### [Data extracted from a collection]
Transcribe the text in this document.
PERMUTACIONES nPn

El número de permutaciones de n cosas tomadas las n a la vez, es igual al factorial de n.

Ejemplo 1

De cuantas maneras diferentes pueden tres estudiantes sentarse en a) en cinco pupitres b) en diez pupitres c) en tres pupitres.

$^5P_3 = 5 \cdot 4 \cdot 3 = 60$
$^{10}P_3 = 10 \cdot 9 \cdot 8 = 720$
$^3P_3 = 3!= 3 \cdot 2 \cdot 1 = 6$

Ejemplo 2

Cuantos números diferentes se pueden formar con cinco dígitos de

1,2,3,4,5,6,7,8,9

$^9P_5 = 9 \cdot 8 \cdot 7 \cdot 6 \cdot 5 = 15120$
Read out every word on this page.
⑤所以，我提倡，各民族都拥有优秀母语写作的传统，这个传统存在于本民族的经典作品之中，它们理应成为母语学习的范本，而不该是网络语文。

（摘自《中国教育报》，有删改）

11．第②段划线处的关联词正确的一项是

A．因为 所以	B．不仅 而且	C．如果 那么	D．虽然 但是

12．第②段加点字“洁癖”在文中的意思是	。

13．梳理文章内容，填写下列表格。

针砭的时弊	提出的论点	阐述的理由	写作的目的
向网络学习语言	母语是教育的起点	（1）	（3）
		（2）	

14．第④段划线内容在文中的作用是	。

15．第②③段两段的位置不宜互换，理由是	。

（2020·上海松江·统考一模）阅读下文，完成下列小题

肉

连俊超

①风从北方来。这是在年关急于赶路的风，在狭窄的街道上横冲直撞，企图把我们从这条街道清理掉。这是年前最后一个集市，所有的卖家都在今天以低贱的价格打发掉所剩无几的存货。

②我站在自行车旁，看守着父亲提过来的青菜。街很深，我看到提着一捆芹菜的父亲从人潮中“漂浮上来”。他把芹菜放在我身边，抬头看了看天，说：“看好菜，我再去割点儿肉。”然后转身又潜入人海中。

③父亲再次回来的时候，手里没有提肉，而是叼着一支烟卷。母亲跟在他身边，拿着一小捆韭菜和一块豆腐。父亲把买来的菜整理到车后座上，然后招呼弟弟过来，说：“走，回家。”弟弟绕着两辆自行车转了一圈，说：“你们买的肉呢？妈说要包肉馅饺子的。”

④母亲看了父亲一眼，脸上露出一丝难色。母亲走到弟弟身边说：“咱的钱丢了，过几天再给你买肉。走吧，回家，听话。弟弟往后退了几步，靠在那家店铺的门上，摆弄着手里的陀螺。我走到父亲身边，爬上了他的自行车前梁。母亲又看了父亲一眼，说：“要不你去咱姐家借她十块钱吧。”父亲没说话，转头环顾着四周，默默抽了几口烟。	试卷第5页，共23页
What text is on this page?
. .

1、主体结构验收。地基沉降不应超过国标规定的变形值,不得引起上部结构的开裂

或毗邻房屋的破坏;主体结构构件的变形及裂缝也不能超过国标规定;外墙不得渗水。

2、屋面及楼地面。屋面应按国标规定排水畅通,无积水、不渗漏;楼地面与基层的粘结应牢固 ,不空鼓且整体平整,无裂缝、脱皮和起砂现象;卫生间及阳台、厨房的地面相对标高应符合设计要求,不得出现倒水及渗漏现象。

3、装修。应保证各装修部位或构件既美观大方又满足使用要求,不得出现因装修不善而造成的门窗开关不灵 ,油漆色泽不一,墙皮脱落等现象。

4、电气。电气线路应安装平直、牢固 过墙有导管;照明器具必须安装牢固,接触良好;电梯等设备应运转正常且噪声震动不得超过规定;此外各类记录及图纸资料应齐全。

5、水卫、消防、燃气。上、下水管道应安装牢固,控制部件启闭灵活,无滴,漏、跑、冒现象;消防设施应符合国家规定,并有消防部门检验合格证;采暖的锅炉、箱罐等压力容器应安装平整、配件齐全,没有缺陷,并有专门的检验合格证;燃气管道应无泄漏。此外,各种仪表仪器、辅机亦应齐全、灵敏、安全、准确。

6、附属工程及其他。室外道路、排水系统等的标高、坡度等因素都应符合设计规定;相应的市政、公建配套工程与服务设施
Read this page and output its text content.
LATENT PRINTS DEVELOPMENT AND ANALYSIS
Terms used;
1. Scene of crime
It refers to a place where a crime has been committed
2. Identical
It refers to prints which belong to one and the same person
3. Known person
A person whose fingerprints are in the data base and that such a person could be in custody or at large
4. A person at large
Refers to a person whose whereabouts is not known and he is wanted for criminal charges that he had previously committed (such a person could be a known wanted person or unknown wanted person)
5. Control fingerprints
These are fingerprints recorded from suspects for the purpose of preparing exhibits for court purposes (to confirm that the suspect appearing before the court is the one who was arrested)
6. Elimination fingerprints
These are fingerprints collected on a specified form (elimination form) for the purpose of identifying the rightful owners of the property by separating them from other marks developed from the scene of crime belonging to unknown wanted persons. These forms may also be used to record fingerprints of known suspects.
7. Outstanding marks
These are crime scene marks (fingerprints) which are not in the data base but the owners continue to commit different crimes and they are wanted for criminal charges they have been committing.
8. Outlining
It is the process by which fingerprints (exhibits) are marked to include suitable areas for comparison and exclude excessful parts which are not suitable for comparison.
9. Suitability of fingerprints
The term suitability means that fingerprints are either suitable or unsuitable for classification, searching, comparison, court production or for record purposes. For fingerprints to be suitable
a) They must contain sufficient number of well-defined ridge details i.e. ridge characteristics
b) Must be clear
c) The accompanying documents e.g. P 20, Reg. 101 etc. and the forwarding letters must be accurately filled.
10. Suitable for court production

### [Written task]
Every record above should be output exactly.

### [Result for this task]
Transcribe the text in this document.
PERMUTACIONES nPn

El número de permutaciones de n cosas tomadas las n a la vez, es igual al factorial de n.

Ejemplo 1

De cuantas maneras diferentes pueden tres estudiantes sentarse en a) en cinco pupitres b) en diez pupitres c) en tres pupitres.

$^5P_3 = 5 \cdot 4 \cdot 3 = 60$
$^{10}P_3 = 10 \cdot 9 \cdot 8 = 720$
$^3P_3 = 3!= 3 \cdot 2 \cdot 1 = 6$

Ejemplo 2

Cuantos números diferentes se pueden formar con cinco dígitos de

1,2,3,4,5,6,7,8,9

$^9P_5 = 9 \cdot 8 \cdot 7 \cdot 6 \cdot 5 = 15120$
Read out every word on this page.
⑤所以，我提倡，各民族都拥有优秀母语写作的传统，这个传统存在于本民族的经典作品之中，它们理应成为母语学习的范本，而不该是网络语文。

（摘自《中国教育报》，有删改）

11．第②段划线处的关联词正确的一项是

A．因为 所以	B．不仅 而且	C．如果 那么	D．虽然 但是

12．第②段加点字“洁癖”在文中的意思是	。

13．梳理文章内容，填写下列表格。

针砭的时弊	提出的论点	阐述的理由	写作的目的
向网络学习语言	母语是教育的起点	（1）	（3）
		（2）	

14．第④段划线内容在文中的作用是	。

15．第②③段两段的位置不宜互换，理由是	。

（2020·上海松江·统考一模）阅读下文，完成下列小题

肉

连俊超

①风从北方来。这是在年关急于赶路的风，在狭窄的街道上横冲直撞，企图把我们从这条街道清理掉。这是年前最后一个集市，所有的卖家都在今天以低贱的价格打发掉所剩无几的存货。

②我站在自行车旁，看守着父亲提过来的青菜。街很深，我看到提着一捆芹菜的父亲从人潮中“漂浮上来”。他把芹菜放在我身边，抬头看了看天，说：“看好菜，我再去割点儿肉。”然后转身又潜入人海中。

③父亲再次回来的时候，手里没有提肉，而是叼着一支烟卷。母亲跟在他身边，拿着一小捆韭菜和一块豆腐。父亲把买来的菜整理到车后座上，然后招呼弟弟过来，说：“走，回家。”弟弟绕着两辆自行车转了一圈，说：“你们买的肉呢？妈说要包肉馅饺子的。”

④母亲看了父亲一眼，脸上露出一丝难色。母亲走到弟弟身边说：“咱的钱丢了，过几天再给你买肉。走吧，回家，听话。弟弟往后退了几步，靠在那家店铺的门上，摆弄着手里的陀螺。我走到父亲身边，爬上了他的自行车前梁。母亲又看了父亲一眼，说：“要不你去咱姐家借她十块钱吧。”父亲没说话，转头环顾着四周，默默抽了几口烟。	试卷第5页，共23页
What text is on this page?
. .

1、主体结构验收。地基沉降不应超过国标规定的变形值,不得引起上部结构的开裂

或毗邻房屋的破坏;主体结构构件的变形及裂缝也不能超过国标规定;外墙不得渗水。

2、屋面及楼地面。屋面应按国标规定排水畅通,无积水、不渗漏;楼地面与基层的粘结应牢固 ,不空鼓且整体平整,无裂缝、脱皮和起砂现象;卫生间及阳台、厨房的地面相对标高应符合设计要求,不得出现倒水及渗漏现象。

3、装修。应保证各装修部位或构件既美观大方又满足使用要求,不得出现因装修不善而造成的门窗开关不灵 ,油漆色泽不一,墙皮脱落等现象。

4、电气。电气线路应安装平直、牢固 过墙有导管;照明器具必须安装牢固,接触良好;电梯等设备应运转正常且噪声震动不得超过规定;此外各类记录及图纸资料应齐全。

5、水卫、消防、燃气。上、下水管道应安装牢固,控制部件启闭灵活,无滴,漏、跑、冒现象;消防设施应符合国家规定,并有消防部门检验合格证;采暖的锅炉、箱罐等压力容器应安装平整、配件齐全,没有缺陷,并有专门的检验合格证;燃气管道应无泄漏。此外,各种仪表仪器、辅机亦应齐全、灵敏、安全、准确。

6、附属工程及其他。室外道路、排水系统等的标高、坡度等因素都应符合设计规定;相应的市政、公建配套工程与服务设施
Read this page and output its text content.
LATENT PRINTS DEVELOPMENT AND ANALYSIS
Terms used;
1. Scene of crime
It refers to a place where a crime has been committed
2. Identical
It refers to prints which belong to one and the same person
3. Known person
A person whose fingerprints are in the data base and that such a person could be in custody or at large
4. A person at large
Refers to a person whose whereabouts is not known and he is wanted for criminal charges that he had previously committed (such a person could be a known wanted person or unknown wanted person)
5. Control fingerprints
These are fingerprints recorded from suspects for the purpose of preparing exhibits for court purposes (to confirm that the suspect appearing before the court is the one who was arrested)
6. Elimination fingerprints
These are fingerprints collected on a specified form (elimination form) for the purpose of identifying the rightful owners of the property by separating them from other marks developed from the scene of crime belonging to unknown wanted persons. These forms may also be used to record fingerprints of known suspects.
7. Outstanding marks
These are crime scene marks (fingerprints) which are not in the data base but the owners continue to commit different crimes and they are wanted for criminal charges they have been committing.
8. Outlining
It is the process by which fingerprints (exhibits) are marked to include suitable areas for comparison and exclude excessful parts which are not suitable for comparison.
9. Suitability of fingerprints
The term suitability means that fingerprints are either suitable or unsuitable for classification, searching, comparison, court production or for record purposes. For fingerprints to be suitable
a) They must contain sufficient number of well-defined ridge details i.e. ridge characteristics
b) Must be clear
c) The accompanying documents e.g. P 20, Reg. 101 etc. and the forwarding letters must be accurately filled.
10. Suitable for court production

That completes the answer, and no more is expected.